(Collected data entries)
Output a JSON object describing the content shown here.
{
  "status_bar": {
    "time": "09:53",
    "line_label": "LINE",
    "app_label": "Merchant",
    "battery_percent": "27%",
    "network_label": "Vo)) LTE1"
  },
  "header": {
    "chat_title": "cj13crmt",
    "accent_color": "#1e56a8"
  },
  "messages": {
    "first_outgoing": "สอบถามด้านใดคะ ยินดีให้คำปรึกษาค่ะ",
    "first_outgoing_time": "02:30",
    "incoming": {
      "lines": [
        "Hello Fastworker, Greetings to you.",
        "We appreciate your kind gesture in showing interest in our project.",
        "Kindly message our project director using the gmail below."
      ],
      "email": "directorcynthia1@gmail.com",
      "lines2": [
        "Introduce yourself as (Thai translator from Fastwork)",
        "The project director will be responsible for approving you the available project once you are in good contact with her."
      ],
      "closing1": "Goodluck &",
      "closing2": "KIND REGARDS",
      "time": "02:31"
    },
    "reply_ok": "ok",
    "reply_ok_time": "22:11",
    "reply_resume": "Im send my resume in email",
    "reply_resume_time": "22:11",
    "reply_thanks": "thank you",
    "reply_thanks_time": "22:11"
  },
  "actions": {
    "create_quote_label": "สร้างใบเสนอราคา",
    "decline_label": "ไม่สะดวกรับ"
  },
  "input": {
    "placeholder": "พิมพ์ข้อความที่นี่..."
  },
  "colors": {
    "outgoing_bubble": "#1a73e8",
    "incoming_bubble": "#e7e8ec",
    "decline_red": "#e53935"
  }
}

:: YOUR INSTRUCTIONS ::
Exactly as written above, please repeat the entries.

:: TASK OUTPUT ::
Output a JSON object describing the content shown here.
{
  "status_bar": {
    "time": "09:53",
    "line_label": "LINE",
    "app_label": "Merchant",
    "battery_percent": "27%",
    "network_label": "Vo)) LTE1"
  },
  "header": {
    "chat_title": "cj13crmt",
    "accent_color": "#1e56a8"
  },
  "messages": {
    "first_outgoing": "สอบถามด้านใดคะ ยินดีให้คำปรึกษาค่ะ",
    "first_outgoing_time": "02:30",
    "incoming": {
      "lines": [
        "Hello Fastworker, Greetings to you.",
        "We appreciate your kind gesture in showing interest in our project.",
        "Kindly message our project director using the gmail below."
      ],
      "email": "directorcynthia1@gmail.com",
      "lines2": [
        "Introduce yourself as (Thai translator from Fastwork)",
        "The project director will be responsible for approving you the available project once you are in good contact with her."
      ],
      "closing1": "Goodluck &",
      "closing2": "KIND REGARDS",
      "time": "02:31"
    },
    "reply_ok": "ok",
    "reply_ok_time": "22:11",
    "reply_resume": "Im send my resume in email",
    "reply_resume_time": "22:11",
    "reply_thanks": "thank you",
    "reply_thanks_time": "22:11"
  },
  "actions": {
    "create_quote_label": "สร้างใบเสนอราคา",
    "decline_label": "ไม่สะดวกรับ"
  },
  "input": {
    "placeholder": "พิมพ์ข้อความที่นี่..."
  },
  "colors": {
    "outgoing_bubble": "#1a73e8",
    "incoming_bubble": "#e7e8ec",
    "decline_red": "#e53935"
  }
}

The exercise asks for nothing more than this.